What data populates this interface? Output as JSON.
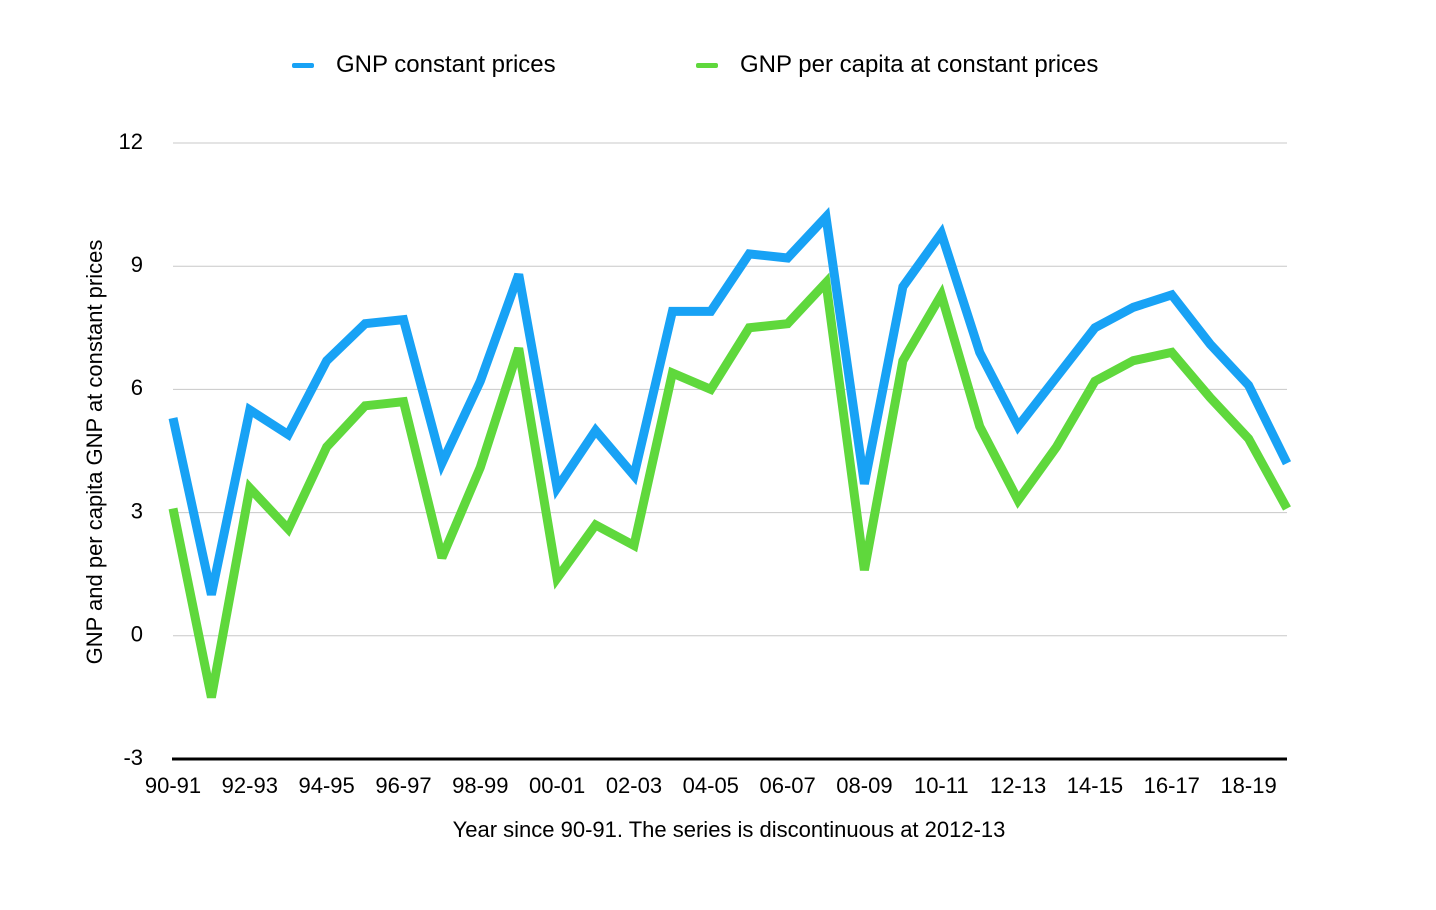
{
  "chart_data": {
    "type": "line",
    "xlabel": "Year since 90-91.  The series is discontinuous at 2012-13",
    "ylabel": "GNP and per capita GNP at constant prices",
    "ylim": [
      -3,
      12
    ],
    "yticks": [
      "12",
      "9",
      "6",
      "3",
      "0",
      "-3"
    ],
    "grid": true,
    "legend_position": "top",
    "x": [
      "90-91",
      "91-92",
      "92-93",
      "93-94",
      "94-95",
      "95-96",
      "96-97",
      "97-98",
      "98-99",
      "99-00",
      "00-01",
      "01-02",
      "02-03",
      "03-04",
      "04-05",
      "05-06",
      "06-07",
      "07-08",
      "08-09",
      "09-10",
      "10-11",
      "11-12",
      "12-13",
      "13-14",
      "14-15",
      "15-16",
      "16-17",
      "17-18",
      "18-19",
      "19-20"
    ],
    "xtick_labels": [
      "90-91",
      "92-93",
      "94-95",
      "96-97",
      "98-99",
      "00-01",
      "02-03",
      "04-05",
      "06-07",
      "08-09",
      "10-11",
      "12-13",
      "14-15",
      "16-17",
      "18-19"
    ],
    "series": [
      {
        "name": "GNP constant prices",
        "color": "#18a2f5",
        "values": [
          5.3,
          1.0,
          5.5,
          4.9,
          6.7,
          7.6,
          7.7,
          4.2,
          6.2,
          8.8,
          3.6,
          5.0,
          3.9,
          7.9,
          7.9,
          9.3,
          9.2,
          10.2,
          3.7,
          8.5,
          9.8,
          6.9,
          5.1,
          6.3,
          7.5,
          8.0,
          8.3,
          7.1,
          6.1,
          4.2
        ]
      },
      {
        "name": "GNP per capita at constant prices",
        "color": "#5fd83c",
        "values": [
          3.1,
          -1.5,
          3.6,
          2.6,
          4.6,
          5.6,
          5.7,
          1.9,
          4.1,
          7.0,
          1.4,
          2.7,
          2.2,
          6.4,
          6.0,
          7.5,
          7.6,
          8.6,
          1.6,
          6.7,
          8.3,
          5.1,
          3.3,
          4.6,
          6.2,
          6.7,
          6.9,
          5.8,
          4.8,
          3.1
        ]
      }
    ]
  }
}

○ ○ ○ ○ ○ ○ ○

= YOUR OBJECTIVE =
Exclude every picture and copy the remaining data exactly.

= RESULT BELOW =
What data populates this interface? Output as JSON.
{
  "chart_data": {
    "type": "line",
    "xlabel": "Year since 90-91.  The series is discontinuous at 2012-13",
    "ylabel": "GNP and per capita GNP at constant prices",
    "ylim": [
      -3,
      12
    ],
    "yticks": [
      "12",
      "9",
      "6",
      "3",
      "0",
      "-3"
    ],
    "grid": true,
    "legend_position": "top",
    "x": [
      "90-91",
      "91-92",
      "92-93",
      "93-94",
      "94-95",
      "95-96",
      "96-97",
      "97-98",
      "98-99",
      "99-00",
      "00-01",
      "01-02",
      "02-03",
      "03-04",
      "04-05",
      "05-06",
      "06-07",
      "07-08",
      "08-09",
      "09-10",
      "10-11",
      "11-12",
      "12-13",
      "13-14",
      "14-15",
      "15-16",
      "16-17",
      "17-18",
      "18-19",
      "19-20"
    ],
    "xtick_labels": [
      "90-91",
      "92-93",
      "94-95",
      "96-97",
      "98-99",
      "00-01",
      "02-03",
      "04-05",
      "06-07",
      "08-09",
      "10-11",
      "12-13",
      "14-15",
      "16-17",
      "18-19"
    ],
    "series": [
      {
        "name": "GNP constant prices",
        "color": "#18a2f5",
        "values": [
          5.3,
          1.0,
          5.5,
          4.9,
          6.7,
          7.6,
          7.7,
          4.2,
          6.2,
          8.8,
          3.6,
          5.0,
          3.9,
          7.9,
          7.9,
          9.3,
          9.2,
          10.2,
          3.7,
          8.5,
          9.8,
          6.9,
          5.1,
          6.3,
          7.5,
          8.0,
          8.3,
          7.1,
          6.1,
          4.2
        ]
      },
      {
        "name": "GNP per capita at constant prices",
        "color": "#5fd83c",
        "values": [
          3.1,
          -1.5,
          3.6,
          2.6,
          4.6,
          5.6,
          5.7,
          1.9,
          4.1,
          7.0,
          1.4,
          2.7,
          2.2,
          6.4,
          6.0,
          7.5,
          7.6,
          8.6,
          1.6,
          6.7,
          8.3,
          5.1,
          3.3,
          4.6,
          6.2,
          6.7,
          6.9,
          5.8,
          4.8,
          3.1
        ]
      }
    ]
  }
}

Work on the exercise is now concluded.